Aesthetic Meaning of Mixed-Media and Intercultural Composition: Water Music (1960) by Tôru Takemitsu and Hisao Kanze




Edition: Proceedings of the EMS14 conference, Paris, Electroacoustic Music Studies Network, 2014, on line: http://www.ems-network.org/IMG/pdf_EMS14_mikawa.pdf

Date: 2014

Region: JAPAN

Origin: GERMANY

Type of media: Article

Language: English

Editor: MB

Comment:



Abstract:
During the last century various composers attempted to integrate the “others” in the musical composition using different techniques. The “others” in this context were other genres of art as well as cultures foreign to the common practice of Western musical composition. With interdisciplinary and intercultural approaches to composition, electroacoustic music has played an important role in the development of new compositional forms and styles, as well as innovation in performance practice. As a consequence, a piece consisting of electronically produced music, a visual image, and a non-Western theatrical element, for instance, is no longer unusual, perplexing, or intrusive for the audience of our time. This may suggest that boundaries between different cultures as well as different disciplines of art have become blurred, particularly due to the advances in the information and communication technology, and their availability for personal use. However, it is a mere generalization, as these boundaries do exist, and the recognition and consideration of these now and then are a source of inspiration for composers and their collaborators.
A half-century ago in Japan, during the period in which the terms “mixed-media” and “interculturalism” were rarely used, the Japanese composer Tôru Takemitsu (1930-1996) and the outstanding Noh performer and theorist Hisao Kanze (1925-1978) undertook a collaborative project that aimed to create an original musical theater style by combining electroacoustic music and Noh choreography. This mixed-media and intercultural piece was Water Music (1960), the first electroacoustic composition for a Noh performance or, in other words, the first Noh-theatricalization of electroacoustic music.

■ **Required tasks**:
1. In the Water Music entry, condense the paragraph beginning "A half-century ago in Japan" into a short bulleted list that keeps its main facts.
2. According to the Water Music entry, what was Hisao Kanze's profession?
3. Using the Water Music entry, list the three components of the example piece that the entry says is no longer unusual, perplexing, or intrusive for today's audiences.

■ **Entries provided**:
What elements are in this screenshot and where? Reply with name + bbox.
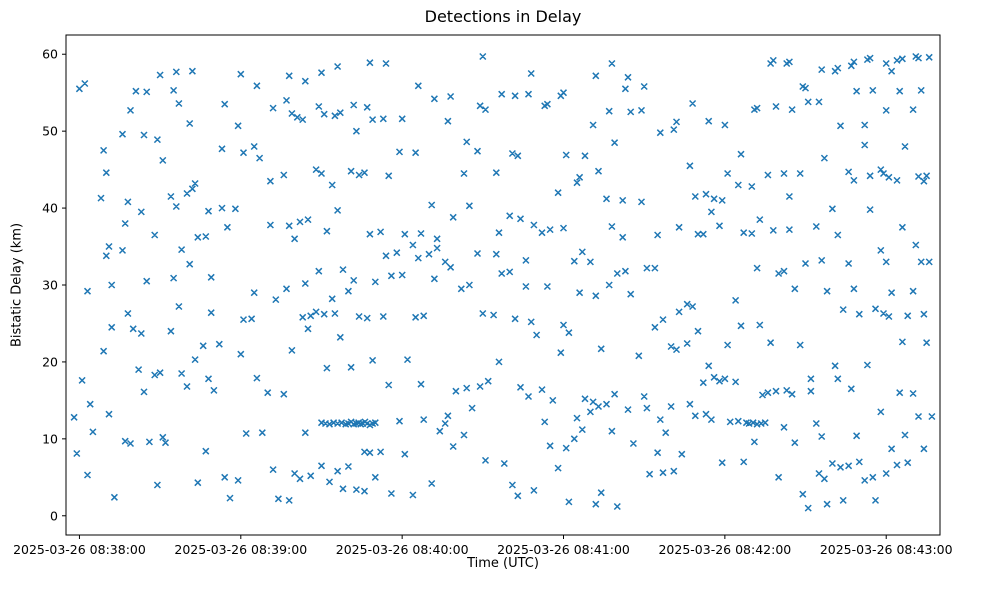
axes-box bbox=[65, 34, 941, 536]
x-tick-label: 2025-03-26 08:41:00 bbox=[497, 542, 630, 557]
y-tick-label: 40 bbox=[42, 201, 58, 216]
x-tick-label: 2025-03-26 08:39:00 bbox=[174, 542, 307, 557]
y-tick-label: 10 bbox=[42, 431, 58, 446]
y-tick-label: 60 bbox=[42, 47, 58, 62]
y-tick-label: 20 bbox=[42, 354, 58, 369]
y-tick-label: 50 bbox=[42, 124, 58, 139]
x-tick-label: 2025-03-26 08:40:00 bbox=[336, 542, 469, 557]
x-tick-label: 2025-03-26 08:42:00 bbox=[658, 542, 791, 557]
y-tick-label: 0 bbox=[50, 508, 58, 523]
scatter-points bbox=[70, 52, 936, 512]
x-tick-label: 2025-03-26 08:43:00 bbox=[820, 542, 953, 557]
x-tick-label: 2025-03-26 08:38:00 bbox=[13, 542, 146, 557]
y-tick-label: 30 bbox=[42, 278, 58, 293]
chart-title: Detections in Delay bbox=[424, 7, 582, 26]
x-axis-label: Time (UTC) bbox=[467, 556, 539, 571]
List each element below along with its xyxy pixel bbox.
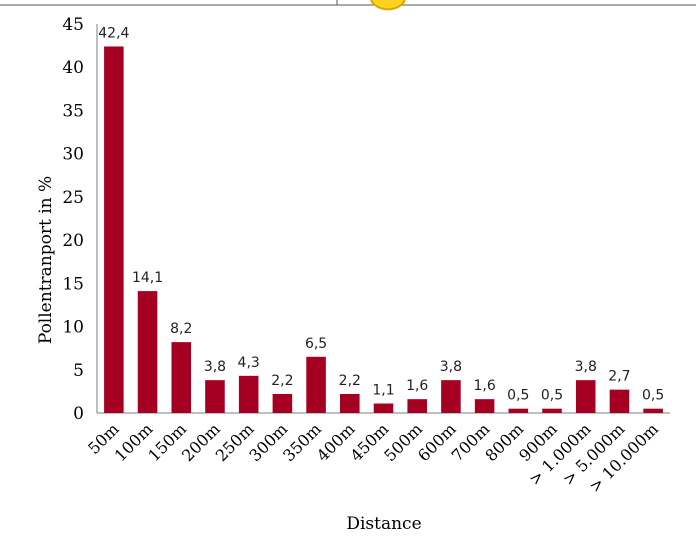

■ **Solutions by task**:
1.
- About fifty years ago in Japan, the terms "mixed-media" and "interculturalism" were rarely used.
- Composer Tôru Takemitsu (1930-1996) and Noh performer and theorist Hisao Kanze (1925-1978) worked together on a project.
- The project aimed to create an original musical theater style by combining electroacoustic music with Noh choreography.
- The result was Water Music (1960), a mixed-media, intercultural piece.
- It was the first electroacoustic composition for a Noh performance, or the first Noh-theatricalization of electroacoustic music.

2. He was a Noh performer and theorist.

3.
- Electronically produced music
- A visual image
- A non-Western theatrical element